> **WHAT THIS TASK INVOLVES**
Transcribe the full listing below exactly.

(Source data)
========

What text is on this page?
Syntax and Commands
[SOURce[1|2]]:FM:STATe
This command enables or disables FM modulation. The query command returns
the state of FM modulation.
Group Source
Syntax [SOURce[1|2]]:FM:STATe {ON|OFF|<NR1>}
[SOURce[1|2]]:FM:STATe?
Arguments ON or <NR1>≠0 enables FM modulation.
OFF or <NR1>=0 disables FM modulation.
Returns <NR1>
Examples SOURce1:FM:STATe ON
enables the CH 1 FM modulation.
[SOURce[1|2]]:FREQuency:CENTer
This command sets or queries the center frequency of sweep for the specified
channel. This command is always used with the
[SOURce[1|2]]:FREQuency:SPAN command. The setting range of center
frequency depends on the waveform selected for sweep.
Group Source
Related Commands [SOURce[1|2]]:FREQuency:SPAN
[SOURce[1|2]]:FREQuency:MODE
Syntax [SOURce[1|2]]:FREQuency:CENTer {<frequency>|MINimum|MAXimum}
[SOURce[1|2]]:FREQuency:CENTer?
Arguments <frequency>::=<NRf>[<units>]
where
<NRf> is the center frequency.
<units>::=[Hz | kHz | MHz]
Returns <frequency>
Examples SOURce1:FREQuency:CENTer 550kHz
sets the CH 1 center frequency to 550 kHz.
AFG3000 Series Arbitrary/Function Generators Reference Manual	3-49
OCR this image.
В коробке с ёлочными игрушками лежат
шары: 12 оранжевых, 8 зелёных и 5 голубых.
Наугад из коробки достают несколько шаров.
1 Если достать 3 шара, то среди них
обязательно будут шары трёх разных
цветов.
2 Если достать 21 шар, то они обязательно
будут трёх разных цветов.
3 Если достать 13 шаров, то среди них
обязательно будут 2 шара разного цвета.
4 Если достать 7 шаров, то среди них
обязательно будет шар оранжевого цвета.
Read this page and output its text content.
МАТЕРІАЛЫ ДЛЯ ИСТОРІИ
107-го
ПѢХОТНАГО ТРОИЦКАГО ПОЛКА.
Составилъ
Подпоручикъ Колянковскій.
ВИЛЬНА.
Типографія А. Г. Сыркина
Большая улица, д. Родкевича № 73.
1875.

========

> **SOLUTION FOR THIS EXERCISE**
What text is on this page?
Syntax and Commands
[SOURce[1|2]]:FM:STATe
This command enables or disables FM modulation. The query command returns
the state of FM modulation.
Group Source
Syntax [SOURce[1|2]]:FM:STATe {ON|OFF|<NR1>}
[SOURce[1|2]]:FM:STATe?
Arguments ON or <NR1>≠0 enables FM modulation.
OFF or <NR1>=0 disables FM modulation.
Returns <NR1>
Examples SOURce1:FM:STATe ON
enables the CH 1 FM modulation.
[SOURce[1|2]]:FREQuency:CENTer
This command sets or queries the center frequency of sweep for the specified
channel. This command is always used with the
[SOURce[1|2]]:FREQuency:SPAN command. The setting range of center
frequency depends on the waveform selected for sweep.
Group Source
Related Commands [SOURce[1|2]]:FREQuency:SPAN
[SOURce[1|2]]:FREQuency:MODE
Syntax [SOURce[1|2]]:FREQuency:CENTer {<frequency>|MINimum|MAXimum}
[SOURce[1|2]]:FREQuency:CENTer?
Arguments <frequency>::=<NRf>[<units>]
where
<NRf> is the center frequency.
<units>::=[Hz | kHz | MHz]
Returns <frequency>
Examples SOURce1:FREQuency:CENTer 550kHz
sets the CH 1 center frequency to 550 kHz.
AFG3000 Series Arbitrary/Function Generators Reference Manual	3-49
OCR this image.
В коробке с ёлочными игрушками лежат
шары: 12 оранжевых, 8 зелёных и 5 голубых.
Наугад из коробки достают несколько шаров.
1 Если достать 3 шара, то среди них
обязательно будут шары трёх разных
цветов.
2 Если достать 21 шар, то они обязательно
будут трёх разных цветов.
3 Если достать 13 шаров, то среди них
обязательно будут 2 шара разного цвета.
4 Если достать 7 шаров, то среди них
обязательно будет шар оранжевого цвета.
Read this page and output its text content.
МАТЕРІАЛЫ ДЛЯ ИСТОРІИ
107-го
ПѢХОТНАГО ТРОИЦКАГО ПОЛКА.
Составилъ
Подпоручикъ Колянковскій.
ВИЛЬНА.
Типографія А. Г. Сыркина
Большая улица, д. Родкевича № 73.
1875.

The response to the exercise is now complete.